◆ Data for processing
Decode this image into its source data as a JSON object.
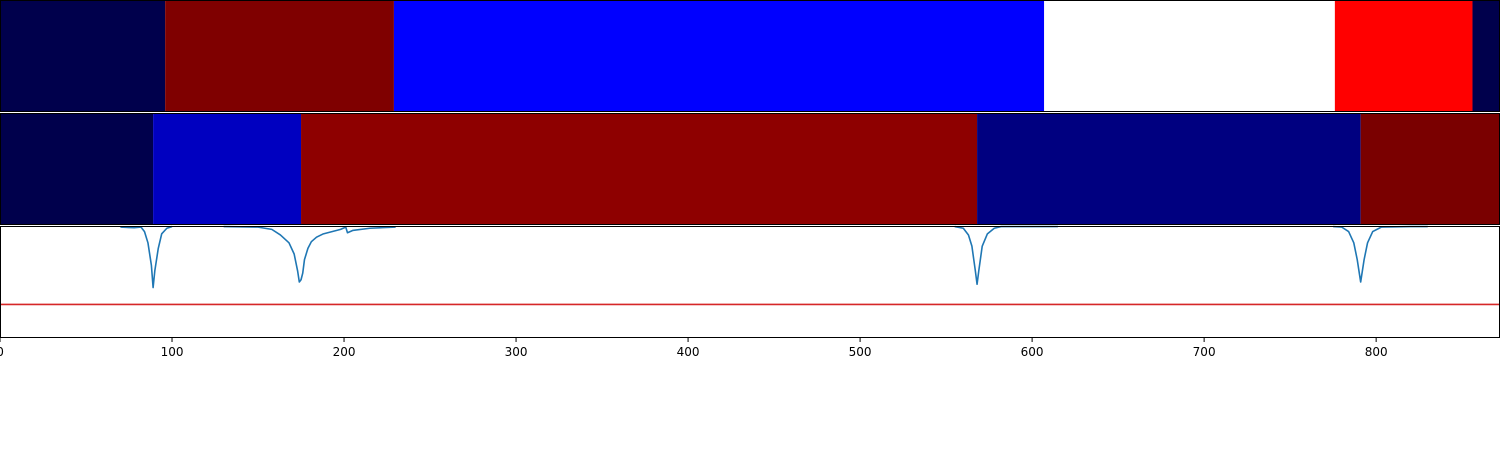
{
  "chart_data": {
    "type": "segmentation-timeline",
    "x_range": [
      0,
      872
    ],
    "x_ticks": [
      0,
      100,
      200,
      300,
      400,
      500,
      600,
      700,
      800
    ],
    "tracks": [
      {
        "segments": [
          {
            "start": 0,
            "end": 96,
            "color": "#00004c"
          },
          {
            "start": 96,
            "end": 229,
            "color": "#7f0000"
          },
          {
            "start": 229,
            "end": 607,
            "color": "#0000ff"
          },
          {
            "start": 607,
            "end": 776,
            "color": "#ffffff"
          },
          {
            "start": 776,
            "end": 856,
            "color": "#ff0000"
          },
          {
            "start": 856,
            "end": 872,
            "color": "#00004c"
          }
        ]
      },
      {
        "segments": [
          {
            "start": 0,
            "end": 89,
            "color": "#00004c"
          },
          {
            "start": 89,
            "end": 175,
            "color": "#0000c0"
          },
          {
            "start": 175,
            "end": 568,
            "color": "#8e0000"
          },
          {
            "start": 568,
            "end": 791,
            "color": "#000080"
          },
          {
            "start": 791,
            "end": 872,
            "color": "#7a0000"
          }
        ]
      }
    ],
    "novelty_curve": {
      "color": "#1f77b4",
      "y_range": [
        0,
        1
      ],
      "points": [
        [
          40,
          0.99
        ],
        [
          70,
          0.99
        ],
        [
          78,
          0.985
        ],
        [
          82,
          0.99
        ],
        [
          84,
          0.95
        ],
        [
          86,
          0.85
        ],
        [
          88,
          0.65
        ],
        [
          89,
          0.45
        ],
        [
          90,
          0.6
        ],
        [
          92,
          0.8
        ],
        [
          94,
          0.93
        ],
        [
          97,
          0.98
        ],
        [
          100,
          0.995
        ],
        [
          130,
          0.995
        ],
        [
          150,
          0.99
        ],
        [
          158,
          0.97
        ],
        [
          163,
          0.92
        ],
        [
          168,
          0.85
        ],
        [
          171,
          0.75
        ],
        [
          173,
          0.6
        ],
        [
          174,
          0.5
        ],
        [
          175,
          0.52
        ],
        [
          176,
          0.58
        ],
        [
          177,
          0.7
        ],
        [
          179,
          0.8
        ],
        [
          181,
          0.86
        ],
        [
          184,
          0.9
        ],
        [
          188,
          0.93
        ],
        [
          193,
          0.95
        ],
        [
          198,
          0.97
        ],
        [
          201,
          0.99
        ],
        [
          202,
          0.94
        ],
        [
          205,
          0.96
        ],
        [
          215,
          0.98
        ],
        [
          230,
          0.99
        ],
        [
          265,
          0.995
        ],
        [
          555,
          0.995
        ],
        [
          560,
          0.98
        ],
        [
          563,
          0.92
        ],
        [
          565,
          0.82
        ],
        [
          567,
          0.6
        ],
        [
          568,
          0.48
        ],
        [
          569,
          0.6
        ],
        [
          571,
          0.82
        ],
        [
          574,
          0.93
        ],
        [
          578,
          0.98
        ],
        [
          582,
          0.995
        ],
        [
          600,
          0.995
        ],
        [
          615,
          0.995
        ],
        [
          740,
          0.995
        ],
        [
          775,
          0.995
        ],
        [
          780,
          0.99
        ],
        [
          784,
          0.95
        ],
        [
          787,
          0.85
        ],
        [
          789,
          0.7
        ],
        [
          791,
          0.5
        ],
        [
          793,
          0.7
        ],
        [
          795,
          0.85
        ],
        [
          798,
          0.95
        ],
        [
          803,
          0.99
        ],
        [
          820,
          0.995
        ],
        [
          830,
          0.995
        ]
      ]
    },
    "threshold": {
      "value": 0.3,
      "color": "#d62728"
    }
  }
}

◆ Exercise
All of the material above should be reproduced exactly, except the pictures.

◆ Answer in full
Decode this image into its source data as a JSON object.
{
  "chart_data": {
    "type": "segmentation-timeline",
    "x_range": [
      0,
      872
    ],
    "x_ticks": [
      0,
      100,
      200,
      300,
      400,
      500,
      600,
      700,
      800
    ],
    "tracks": [
      {
        "segments": [
          {
            "start": 0,
            "end": 96,
            "color": "#00004c"
          },
          {
            "start": 96,
            "end": 229,
            "color": "#7f0000"
          },
          {
            "start": 229,
            "end": 607,
            "color": "#0000ff"
          },
          {
            "start": 607,
            "end": 776,
            "color": "#ffffff"
          },
          {
            "start": 776,
            "end": 856,
            "color": "#ff0000"
          },
          {
            "start": 856,
            "end": 872,
            "color": "#00004c"
          }
        ]
      },
      {
        "segments": [
          {
            "start": 0,
            "end": 89,
            "color": "#00004c"
          },
          {
            "start": 89,
            "end": 175,
            "color": "#0000c0"
          },
          {
            "start": 175,
            "end": 568,
            "color": "#8e0000"
          },
          {
            "start": 568,
            "end": 791,
            "color": "#000080"
          },
          {
            "start": 791,
            "end": 872,
            "color": "#7a0000"
          }
        ]
      }
    ],
    "novelty_curve": {
      "color": "#1f77b4",
      "y_range": [
        0,
        1
      ],
      "points": [
        [
          40,
          0.99
        ],
        [
          70,
          0.99
        ],
        [
          78,
          0.985
        ],
        [
          82,
          0.99
        ],
        [
          84,
          0.95
        ],
        [
          86,
          0.85
        ],
        [
          88,
          0.65
        ],
        [
          89,
          0.45
        ],
        [
          90,
          0.6
        ],
        [
          92,
          0.8
        ],
        [
          94,
          0.93
        ],
        [
          97,
          0.98
        ],
        [
          100,
          0.995
        ],
        [
          130,
          0.995
        ],
        [
          150,
          0.99
        ],
        [
          158,
          0.97
        ],
        [
          163,
          0.92
        ],
        [
          168,
          0.85
        ],
        [
          171,
          0.75
        ],
        [
          173,
          0.6
        ],
        [
          174,
          0.5
        ],
        [
          175,
          0.52
        ],
        [
          176,
          0.58
        ],
        [
          177,
          0.7
        ],
        [
          179,
          0.8
        ],
        [
          181,
          0.86
        ],
        [
          184,
          0.9
        ],
        [
          188,
          0.93
        ],
        [
          193,
          0.95
        ],
        [
          198,
          0.97
        ],
        [
          201,
          0.99
        ],
        [
          202,
          0.94
        ],
        [
          205,
          0.96
        ],
        [
          215,
          0.98
        ],
        [
          230,
          0.99
        ],
        [
          265,
          0.995
        ],
        [
          555,
          0.995
        ],
        [
          560,
          0.98
        ],
        [
          563,
          0.92
        ],
        [
          565,
          0.82
        ],
        [
          567,
          0.6
        ],
        [
          568,
          0.48
        ],
        [
          569,
          0.6
        ],
        [
          571,
          0.82
        ],
        [
          574,
          0.93
        ],
        [
          578,
          0.98
        ],
        [
          582,
          0.995
        ],
        [
          600,
          0.995
        ],
        [
          615,
          0.995
        ],
        [
          740,
          0.995
        ],
        [
          775,
          0.995
        ],
        [
          780,
          0.99
        ],
        [
          784,
          0.95
        ],
        [
          787,
          0.85
        ],
        [
          789,
          0.7
        ],
        [
          791,
          0.5
        ],
        [
          793,
          0.7
        ],
        [
          795,
          0.85
        ],
        [
          798,
          0.95
        ],
        [
          803,
          0.99
        ],
        [
          820,
          0.995
        ],
        [
          830,
          0.995
        ]
      ]
    },
    "threshold": {
      "value": 0.3,
      "color": "#d62728"
    }
  }
}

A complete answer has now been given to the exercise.